- Short exercise -
Pull out every line containing the string "Shantung".

Dataset items
/---

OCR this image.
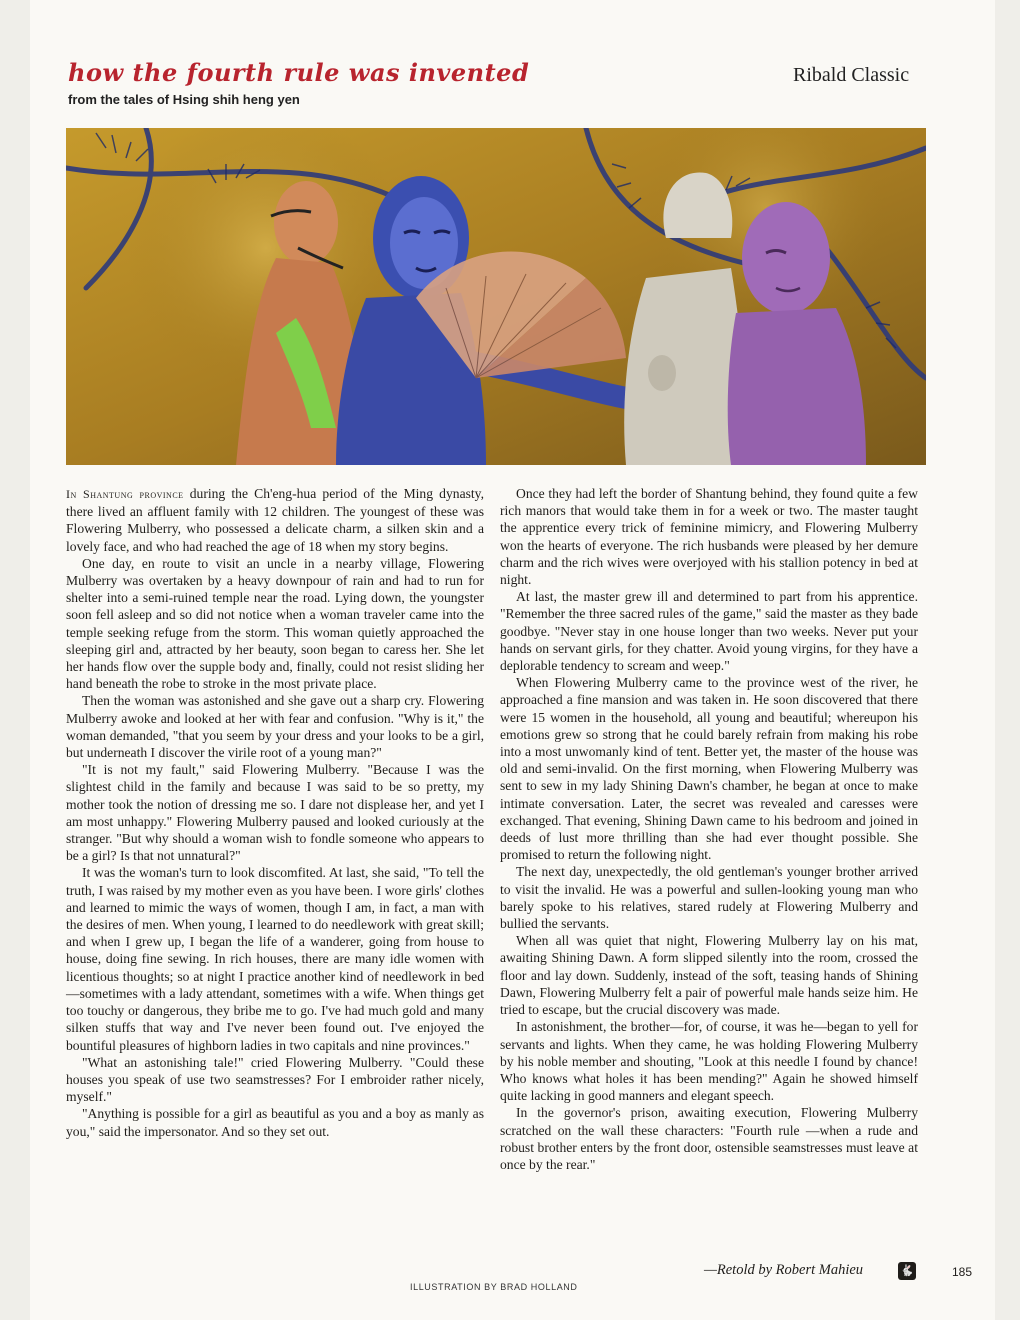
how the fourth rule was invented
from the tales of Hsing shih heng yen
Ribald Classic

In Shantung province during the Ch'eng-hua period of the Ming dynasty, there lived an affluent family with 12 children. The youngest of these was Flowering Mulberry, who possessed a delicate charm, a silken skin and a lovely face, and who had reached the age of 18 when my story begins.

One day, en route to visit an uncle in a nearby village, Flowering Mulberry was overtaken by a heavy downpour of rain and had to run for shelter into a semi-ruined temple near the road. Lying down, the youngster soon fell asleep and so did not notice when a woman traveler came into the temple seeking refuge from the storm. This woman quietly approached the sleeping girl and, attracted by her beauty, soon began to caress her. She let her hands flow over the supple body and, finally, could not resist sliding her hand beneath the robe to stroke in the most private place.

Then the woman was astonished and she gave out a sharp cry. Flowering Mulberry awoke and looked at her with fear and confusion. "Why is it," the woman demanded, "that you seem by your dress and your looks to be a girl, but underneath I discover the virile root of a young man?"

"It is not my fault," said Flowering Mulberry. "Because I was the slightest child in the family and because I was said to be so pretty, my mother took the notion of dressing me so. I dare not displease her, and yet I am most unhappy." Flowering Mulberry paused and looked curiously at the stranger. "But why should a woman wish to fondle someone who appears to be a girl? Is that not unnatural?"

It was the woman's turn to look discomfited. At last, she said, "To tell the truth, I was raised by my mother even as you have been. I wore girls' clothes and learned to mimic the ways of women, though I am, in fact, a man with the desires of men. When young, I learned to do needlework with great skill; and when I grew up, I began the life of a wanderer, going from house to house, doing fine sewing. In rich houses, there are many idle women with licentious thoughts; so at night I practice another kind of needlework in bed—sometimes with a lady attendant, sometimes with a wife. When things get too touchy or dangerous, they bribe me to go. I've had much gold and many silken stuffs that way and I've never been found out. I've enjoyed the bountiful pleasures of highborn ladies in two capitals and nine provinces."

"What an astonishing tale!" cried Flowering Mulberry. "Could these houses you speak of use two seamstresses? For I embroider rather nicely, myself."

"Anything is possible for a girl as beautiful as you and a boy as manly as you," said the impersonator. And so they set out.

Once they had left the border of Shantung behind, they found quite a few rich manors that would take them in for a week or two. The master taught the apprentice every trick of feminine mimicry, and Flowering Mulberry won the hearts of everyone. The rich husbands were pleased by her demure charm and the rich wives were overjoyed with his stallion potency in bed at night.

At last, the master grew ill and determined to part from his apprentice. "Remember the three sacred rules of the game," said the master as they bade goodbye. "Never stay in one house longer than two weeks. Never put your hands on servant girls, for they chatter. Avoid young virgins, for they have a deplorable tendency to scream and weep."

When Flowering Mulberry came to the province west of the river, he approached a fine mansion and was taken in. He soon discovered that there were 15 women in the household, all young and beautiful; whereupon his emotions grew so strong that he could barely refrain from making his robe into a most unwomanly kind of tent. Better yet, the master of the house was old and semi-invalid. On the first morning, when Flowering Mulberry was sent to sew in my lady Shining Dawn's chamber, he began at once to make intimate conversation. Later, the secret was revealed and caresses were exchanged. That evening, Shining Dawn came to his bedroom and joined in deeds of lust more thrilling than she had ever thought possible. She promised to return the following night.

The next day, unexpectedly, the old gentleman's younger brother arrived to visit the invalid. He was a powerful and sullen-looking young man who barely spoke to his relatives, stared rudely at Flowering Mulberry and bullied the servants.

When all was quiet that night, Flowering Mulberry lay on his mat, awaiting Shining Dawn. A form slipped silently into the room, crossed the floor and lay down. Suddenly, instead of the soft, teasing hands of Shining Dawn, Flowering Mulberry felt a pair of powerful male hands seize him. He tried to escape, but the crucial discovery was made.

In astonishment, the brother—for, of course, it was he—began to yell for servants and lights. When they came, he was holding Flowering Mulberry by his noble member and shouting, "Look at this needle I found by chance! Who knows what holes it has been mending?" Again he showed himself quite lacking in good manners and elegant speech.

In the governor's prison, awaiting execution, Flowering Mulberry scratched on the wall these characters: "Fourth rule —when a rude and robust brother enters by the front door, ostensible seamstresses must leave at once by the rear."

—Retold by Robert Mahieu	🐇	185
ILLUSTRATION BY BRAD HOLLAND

\---
/---

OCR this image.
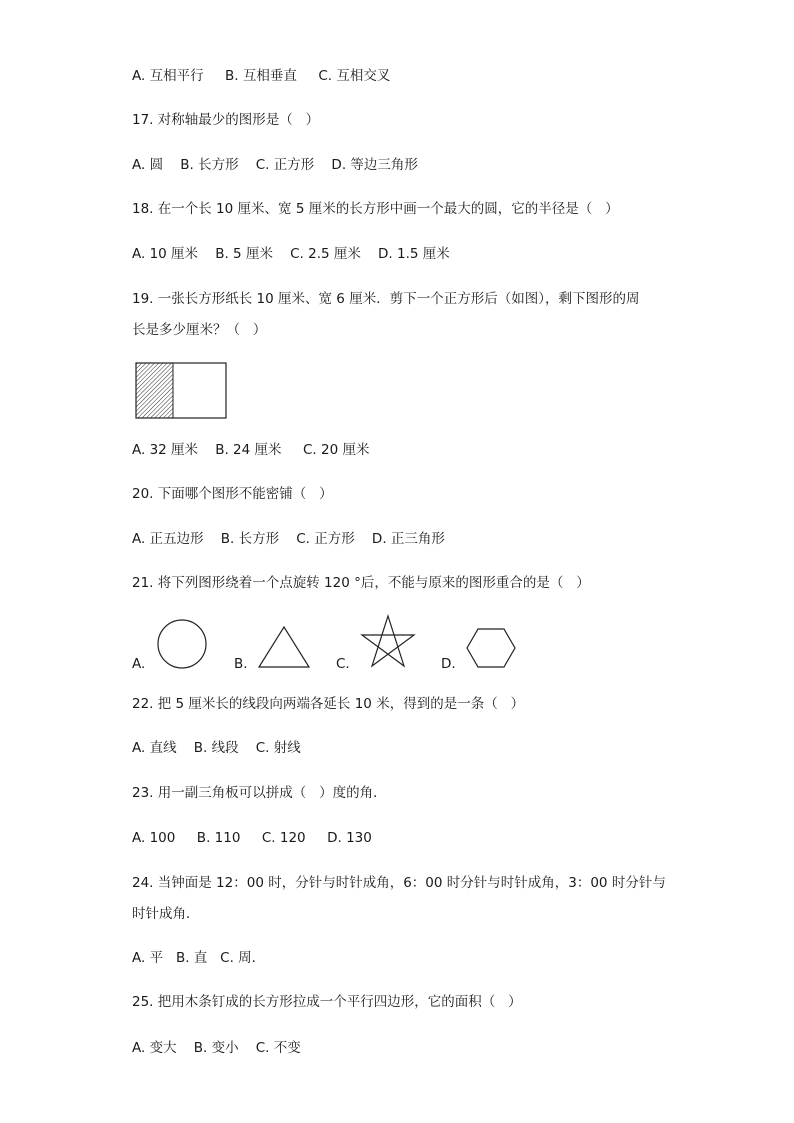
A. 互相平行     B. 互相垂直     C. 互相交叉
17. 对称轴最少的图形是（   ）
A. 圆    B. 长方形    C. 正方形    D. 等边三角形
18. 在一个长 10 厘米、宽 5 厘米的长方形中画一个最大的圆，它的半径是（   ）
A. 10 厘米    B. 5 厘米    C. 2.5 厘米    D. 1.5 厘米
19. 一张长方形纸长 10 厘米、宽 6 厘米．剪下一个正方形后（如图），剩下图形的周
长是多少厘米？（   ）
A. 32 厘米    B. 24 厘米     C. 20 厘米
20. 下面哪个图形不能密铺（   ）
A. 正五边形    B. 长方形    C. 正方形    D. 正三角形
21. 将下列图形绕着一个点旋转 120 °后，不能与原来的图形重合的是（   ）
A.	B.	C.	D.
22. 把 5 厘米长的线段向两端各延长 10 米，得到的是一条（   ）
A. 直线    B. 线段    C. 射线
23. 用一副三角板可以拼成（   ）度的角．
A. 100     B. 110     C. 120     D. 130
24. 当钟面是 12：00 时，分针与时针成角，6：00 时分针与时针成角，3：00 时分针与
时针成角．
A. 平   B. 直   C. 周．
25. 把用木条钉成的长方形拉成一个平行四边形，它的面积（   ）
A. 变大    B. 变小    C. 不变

\---

- Full solution -
In Shantung province during the Ch'eng-hua period of the Ming dynasty, there lived an affluent family with 12 children. The youngest of these was Flowering Mulberry, who possessed a delicate charm, a silken skin and a lovely face, and who had reached the age of 18 when my story begins.
Once they had left the border of Shantung behind, they found quite a few rich manors that would take them in for a week or two. The master taught the apprentice every trick of feminine mimicry, and Flowering Mulberry won the hearts of everyone. The rich husbands were pleased by her demure charm and the rich wives were overjoyed with his stallion potency in bed at night.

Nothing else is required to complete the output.